— start of INPUT —
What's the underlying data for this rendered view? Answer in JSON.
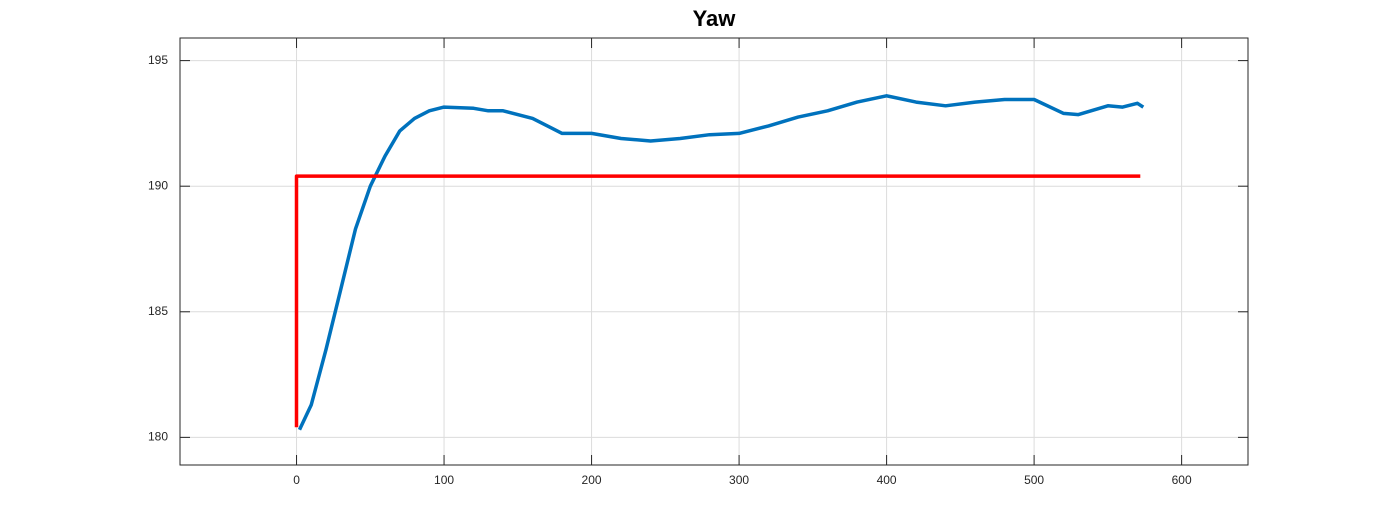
{
  "chart_data": {
    "type": "line",
    "title": "Yaw",
    "series": [
      {
        "color": "#0072bd",
        "x": [
          2,
          10,
          20,
          30,
          40,
          50,
          60,
          70,
          80,
          90,
          100,
          120,
          130,
          140,
          160,
          180,
          200,
          220,
          240,
          260,
          280,
          300,
          320,
          340,
          360,
          380,
          400,
          420,
          440,
          460,
          480,
          500,
          520,
          530,
          550,
          560,
          570,
          574
        ],
        "values": [
          180.3,
          181.3,
          183.5,
          185.9,
          188.3,
          190.0,
          191.2,
          192.2,
          192.7,
          193.0,
          193.15,
          193.1,
          193.0,
          193.0,
          192.7,
          192.1,
          192.1,
          191.9,
          191.8,
          191.9,
          192.05,
          192.1,
          192.4,
          192.75,
          193.0,
          193.35,
          193.6,
          193.35,
          193.2,
          193.35,
          193.45,
          193.45,
          192.9,
          192.85,
          193.2,
          193.15,
          193.3,
          193.15
        ]
      },
      {
        "color": "#ff0000",
        "x": [
          0,
          0,
          572
        ],
        "values": [
          180.4,
          190.4,
          190.4
        ]
      }
    ],
    "xlim": [
      -79,
      645
    ],
    "ylim": [
      178.9,
      195.9
    ],
    "xticks": [
      0,
      100,
      200,
      300,
      400,
      500,
      600
    ],
    "yticks": [
      180,
      185,
      190,
      195
    ],
    "grid": true
  }
}
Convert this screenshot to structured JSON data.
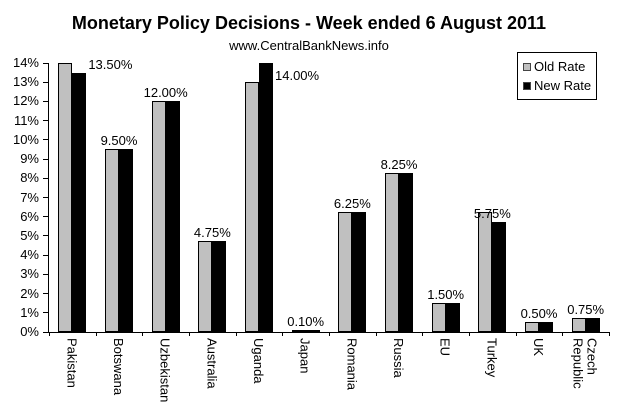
{
  "title": "Monetary Policy Decisions - Week ended 6 August 2011",
  "subtitle": "www.CentralBankNews.info",
  "legend": {
    "items": [
      {
        "label": "Old Rate",
        "color": "#C0C0C0"
      },
      {
        "label": "New Rate",
        "color": "#000000"
      }
    ]
  },
  "colors": {
    "old_rate": "#C0C0C0",
    "new_rate": "#000000",
    "axis": "#000000",
    "background": "#FFFFFF"
  },
  "chart_data": {
    "type": "bar",
    "categories": [
      "Pakistan",
      "Botswana",
      "Uzbekistan",
      "Australia",
      "Uganda",
      "Japan",
      "Romania",
      "Russia",
      "EU",
      "Turkey",
      "UK",
      "Czech Republic"
    ],
    "series": [
      {
        "name": "Old Rate",
        "color": "#C0C0C0",
        "values": [
          14.0,
          9.5,
          12.0,
          4.75,
          13.0,
          0.1,
          6.25,
          8.25,
          1.5,
          6.25,
          0.5,
          0.75
        ]
      },
      {
        "name": "New Rate",
        "color": "#000000",
        "values": [
          13.5,
          9.5,
          12.0,
          4.75,
          14.0,
          0.1,
          6.25,
          8.25,
          1.5,
          5.75,
          0.5,
          0.75
        ]
      }
    ],
    "data_labels": [
      "13.50%",
      "9.50%",
      "12.00%",
      "4.75%",
      "14.00%",
      "0.10%",
      "6.25%",
      "8.25%",
      "1.50%",
      "5.75%",
      "0.50%",
      "0.75%"
    ],
    "title": "Monetary Policy Decisions - Week ended 6 August 2011",
    "xlabel": "",
    "ylabel": "",
    "ylim": [
      0,
      14
    ],
    "ytick_step": 1,
    "ytick_labels_top_to_bottom": [
      "14%",
      "13%",
      "12%",
      "11%",
      "10%",
      "9%",
      "8%",
      "7%",
      "6%",
      "5%",
      "4%",
      "3%",
      "2%",
      "1%",
      "0%"
    ],
    "grid": false,
    "legend_position": "top-right"
  }
}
— end of INPUT —
* WHAT THE TASK ASKS
Output all the records, word for word, with no pictures in the copy.

* RESULT FOR THIS TASK
What's the underlying data for this rendered view? Answer in JSON.
{
  "chart_data": {
    "type": "line",
    "title": "Yaw",
    "series": [
      {
        "color": "#0072bd",
        "x": [
          2,
          10,
          20,
          30,
          40,
          50,
          60,
          70,
          80,
          90,
          100,
          120,
          130,
          140,
          160,
          180,
          200,
          220,
          240,
          260,
          280,
          300,
          320,
          340,
          360,
          380,
          400,
          420,
          440,
          460,
          480,
          500,
          520,
          530,
          550,
          560,
          570,
          574
        ],
        "values": [
          180.3,
          181.3,
          183.5,
          185.9,
          188.3,
          190.0,
          191.2,
          192.2,
          192.7,
          193.0,
          193.15,
          193.1,
          193.0,
          193.0,
          192.7,
          192.1,
          192.1,
          191.9,
          191.8,
          191.9,
          192.05,
          192.1,
          192.4,
          192.75,
          193.0,
          193.35,
          193.6,
          193.35,
          193.2,
          193.35,
          193.45,
          193.45,
          192.9,
          192.85,
          193.2,
          193.15,
          193.3,
          193.15
        ]
      },
      {
        "color": "#ff0000",
        "x": [
          0,
          0,
          572
        ],
        "values": [
          180.4,
          190.4,
          190.4
        ]
      }
    ],
    "xlim": [
      -79,
      645
    ],
    "ylim": [
      178.9,
      195.9
    ],
    "xticks": [
      0,
      100,
      200,
      300,
      400,
      500,
      600
    ],
    "yticks": [
      180,
      185,
      190,
      195
    ],
    "grid": true
  }
}
Convert this screenshot to structured JSON data.
{
  "title": "Monetary Policy Decisions - Week ended 6 August 2011",
  "subtitle": "www.CentralBankNews.info",
  "legend": {
    "items": [
      {
        "label": "Old Rate",
        "color": "#C0C0C0"
      },
      {
        "label": "New Rate",
        "color": "#000000"
      }
    ]
  },
  "colors": {
    "old_rate": "#C0C0C0",
    "new_rate": "#000000",
    "axis": "#000000",
    "background": "#FFFFFF"
  },
  "chart_data": {
    "type": "bar",
    "categories": [
      "Pakistan",
      "Botswana",
      "Uzbekistan",
      "Australia",
      "Uganda",
      "Japan",
      "Romania",
      "Russia",
      "EU",
      "Turkey",
      "UK",
      "Czech Republic"
    ],
    "series": [
      {
        "name": "Old Rate",
        "color": "#C0C0C0",
        "values": [
          14.0,
          9.5,
          12.0,
          4.75,
          13.0,
          0.1,
          6.25,
          8.25,
          1.5,
          6.25,
          0.5,
          0.75
        ]
      },
      {
        "name": "New Rate",
        "color": "#000000",
        "values": [
          13.5,
          9.5,
          12.0,
          4.75,
          14.0,
          0.1,
          6.25,
          8.25,
          1.5,
          5.75,
          0.5,
          0.75
        ]
      }
    ],
    "data_labels": [
      "13.50%",
      "9.50%",
      "12.00%",
      "4.75%",
      "14.00%",
      "0.10%",
      "6.25%",
      "8.25%",
      "1.50%",
      "5.75%",
      "0.50%",
      "0.75%"
    ],
    "title": "Monetary Policy Decisions - Week ended 6 August 2011",
    "xlabel": "",
    "ylabel": "",
    "ylim": [
      0,
      14
    ],
    "ytick_step": 1,
    "ytick_labels_top_to_bottom": [
      "14%",
      "13%",
      "12%",
      "11%",
      "10%",
      "9%",
      "8%",
      "7%",
      "6%",
      "5%",
      "4%",
      "3%",
      "2%",
      "1%",
      "0%"
    ],
    "grid": false,
    "legend_position": "top-right"
  }
}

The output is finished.